● PROBLEM STATEMENT
Give back the full material, exactly as it reads.

_____

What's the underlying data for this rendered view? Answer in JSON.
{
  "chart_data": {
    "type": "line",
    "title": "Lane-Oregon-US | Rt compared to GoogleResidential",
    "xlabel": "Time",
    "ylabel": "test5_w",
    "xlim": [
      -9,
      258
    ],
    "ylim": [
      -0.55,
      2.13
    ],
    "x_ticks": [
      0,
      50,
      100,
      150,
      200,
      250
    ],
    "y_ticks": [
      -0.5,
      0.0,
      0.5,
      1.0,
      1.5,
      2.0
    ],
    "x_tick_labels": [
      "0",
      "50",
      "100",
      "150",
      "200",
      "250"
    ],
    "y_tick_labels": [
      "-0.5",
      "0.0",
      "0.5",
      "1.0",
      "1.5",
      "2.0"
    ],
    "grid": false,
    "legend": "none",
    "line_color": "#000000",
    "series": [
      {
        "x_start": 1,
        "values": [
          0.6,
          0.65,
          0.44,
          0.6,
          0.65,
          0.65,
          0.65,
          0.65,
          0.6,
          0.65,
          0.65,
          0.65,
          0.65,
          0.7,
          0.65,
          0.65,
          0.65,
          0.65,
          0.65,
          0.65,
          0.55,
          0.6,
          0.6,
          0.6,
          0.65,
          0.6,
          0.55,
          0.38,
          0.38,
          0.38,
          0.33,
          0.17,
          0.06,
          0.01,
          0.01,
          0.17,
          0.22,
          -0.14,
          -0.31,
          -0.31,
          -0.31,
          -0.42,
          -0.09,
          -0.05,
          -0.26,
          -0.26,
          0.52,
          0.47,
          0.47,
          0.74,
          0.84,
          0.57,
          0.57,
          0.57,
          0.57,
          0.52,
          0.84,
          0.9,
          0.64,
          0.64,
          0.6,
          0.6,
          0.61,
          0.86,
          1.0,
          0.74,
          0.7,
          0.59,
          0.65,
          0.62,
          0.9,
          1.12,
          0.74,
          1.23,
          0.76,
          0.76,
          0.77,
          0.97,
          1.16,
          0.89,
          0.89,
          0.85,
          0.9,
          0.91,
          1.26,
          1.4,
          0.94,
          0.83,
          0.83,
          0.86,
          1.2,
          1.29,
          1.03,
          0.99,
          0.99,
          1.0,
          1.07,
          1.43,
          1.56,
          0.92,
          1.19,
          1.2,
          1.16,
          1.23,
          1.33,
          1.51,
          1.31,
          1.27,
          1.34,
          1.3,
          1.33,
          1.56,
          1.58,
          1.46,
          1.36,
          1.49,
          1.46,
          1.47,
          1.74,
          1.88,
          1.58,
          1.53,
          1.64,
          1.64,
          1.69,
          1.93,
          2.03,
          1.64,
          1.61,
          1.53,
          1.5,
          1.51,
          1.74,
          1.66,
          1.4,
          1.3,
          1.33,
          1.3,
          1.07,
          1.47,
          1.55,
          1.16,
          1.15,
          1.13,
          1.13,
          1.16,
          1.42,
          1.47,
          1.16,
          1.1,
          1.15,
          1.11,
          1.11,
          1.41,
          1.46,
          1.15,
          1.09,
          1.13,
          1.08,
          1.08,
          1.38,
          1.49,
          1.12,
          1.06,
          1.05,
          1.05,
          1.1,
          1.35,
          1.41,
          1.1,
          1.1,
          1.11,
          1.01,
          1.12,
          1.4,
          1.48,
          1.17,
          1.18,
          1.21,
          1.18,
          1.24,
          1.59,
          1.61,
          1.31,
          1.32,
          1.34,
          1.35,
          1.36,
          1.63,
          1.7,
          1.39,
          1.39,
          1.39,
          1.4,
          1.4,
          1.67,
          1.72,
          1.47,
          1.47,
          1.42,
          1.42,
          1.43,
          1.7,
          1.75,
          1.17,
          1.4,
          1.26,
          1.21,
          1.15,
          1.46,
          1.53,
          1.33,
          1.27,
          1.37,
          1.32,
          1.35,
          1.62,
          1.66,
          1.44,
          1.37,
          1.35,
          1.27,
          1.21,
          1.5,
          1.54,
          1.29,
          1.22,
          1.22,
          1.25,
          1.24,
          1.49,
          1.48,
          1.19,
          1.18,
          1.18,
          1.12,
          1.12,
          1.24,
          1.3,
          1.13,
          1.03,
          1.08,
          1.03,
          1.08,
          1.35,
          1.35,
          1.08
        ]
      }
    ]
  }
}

_____

● ANSWER IN FULL
What's the underlying data for this rendered view? Answer in JSON.
{
  "chart_data": {
    "type": "line",
    "title": "Lane-Oregon-US | Rt compared to GoogleResidential",
    "xlabel": "Time",
    "ylabel": "test5_w",
    "xlim": [
      -9,
      258
    ],
    "ylim": [
      -0.55,
      2.13
    ],
    "x_ticks": [
      0,
      50,
      100,
      150,
      200,
      250
    ],
    "y_ticks": [
      -0.5,
      0.0,
      0.5,
      1.0,
      1.5,
      2.0
    ],
    "x_tick_labels": [
      "0",
      "50",
      "100",
      "150",
      "200",
      "250"
    ],
    "y_tick_labels": [
      "-0.5",
      "0.0",
      "0.5",
      "1.0",
      "1.5",
      "2.0"
    ],
    "grid": false,
    "legend": "none",
    "line_color": "#000000",
    "series": [
      {
        "x_start": 1,
        "values": [
          0.6,
          0.65,
          0.44,
          0.6,
          0.65,
          0.65,
          0.65,
          0.65,
          0.6,
          0.65,
          0.65,
          0.65,
          0.65,
          0.7,
          0.65,
          0.65,
          0.65,
          0.65,
          0.65,
          0.65,
          0.55,
          0.6,
          0.6,
          0.6,
          0.65,
          0.6,
          0.55,
          0.38,
          0.38,
          0.38,
          0.33,
          0.17,
          0.06,
          0.01,
          0.01,
          0.17,
          0.22,
          -0.14,
          -0.31,
          -0.31,
          -0.31,
          -0.42,
          -0.09,
          -0.05,
          -0.26,
          -0.26,
          0.52,
          0.47,
          0.47,
          0.74,
          0.84,
          0.57,
          0.57,
          0.57,
          0.57,
          0.52,
          0.84,
          0.9,
          0.64,
          0.64,
          0.6,
          0.6,
          0.61,
          0.86,
          1.0,
          0.74,
          0.7,
          0.59,
          0.65,
          0.62,
          0.9,
          1.12,
          0.74,
          1.23,
          0.76,
          0.76,
          0.77,
          0.97,
          1.16,
          0.89,
          0.89,
          0.85,
          0.9,
          0.91,
          1.26,
          1.4,
          0.94,
          0.83,
          0.83,
          0.86,
          1.2,
          1.29,
          1.03,
          0.99,
          0.99,
          1.0,
          1.07,
          1.43,
          1.56,
          0.92,
          1.19,
          1.2,
          1.16,
          1.23,
          1.33,
          1.51,
          1.31,
          1.27,
          1.34,
          1.3,
          1.33,
          1.56,
          1.58,
          1.46,
          1.36,
          1.49,
          1.46,
          1.47,
          1.74,
          1.88,
          1.58,
          1.53,
          1.64,
          1.64,
          1.69,
          1.93,
          2.03,
          1.64,
          1.61,
          1.53,
          1.5,
          1.51,
          1.74,
          1.66,
          1.4,
          1.3,
          1.33,
          1.3,
          1.07,
          1.47,
          1.55,
          1.16,
          1.15,
          1.13,
          1.13,
          1.16,
          1.42,
          1.47,
          1.16,
          1.1,
          1.15,
          1.11,
          1.11,
          1.41,
          1.46,
          1.15,
          1.09,
          1.13,
          1.08,
          1.08,
          1.38,
          1.49,
          1.12,
          1.06,
          1.05,
          1.05,
          1.1,
          1.35,
          1.41,
          1.1,
          1.1,
          1.11,
          1.01,
          1.12,
          1.4,
          1.48,
          1.17,
          1.18,
          1.21,
          1.18,
          1.24,
          1.59,
          1.61,
          1.31,
          1.32,
          1.34,
          1.35,
          1.36,
          1.63,
          1.7,
          1.39,
          1.39,
          1.39,
          1.4,
          1.4,
          1.67,
          1.72,
          1.47,
          1.47,
          1.42,
          1.42,
          1.43,
          1.7,
          1.75,
          1.17,
          1.4,
          1.26,
          1.21,
          1.15,
          1.46,
          1.53,
          1.33,
          1.27,
          1.37,
          1.32,
          1.35,
          1.62,
          1.66,
          1.44,
          1.37,
          1.35,
          1.27,
          1.21,
          1.5,
          1.54,
          1.29,
          1.22,
          1.22,
          1.25,
          1.24,
          1.49,
          1.48,
          1.19,
          1.18,
          1.18,
          1.12,
          1.12,
          1.24,
          1.3,
          1.13,
          1.03,
          1.08,
          1.03,
          1.08,
          1.35,
          1.35,
          1.08
        ]
      }
    ]
  }
}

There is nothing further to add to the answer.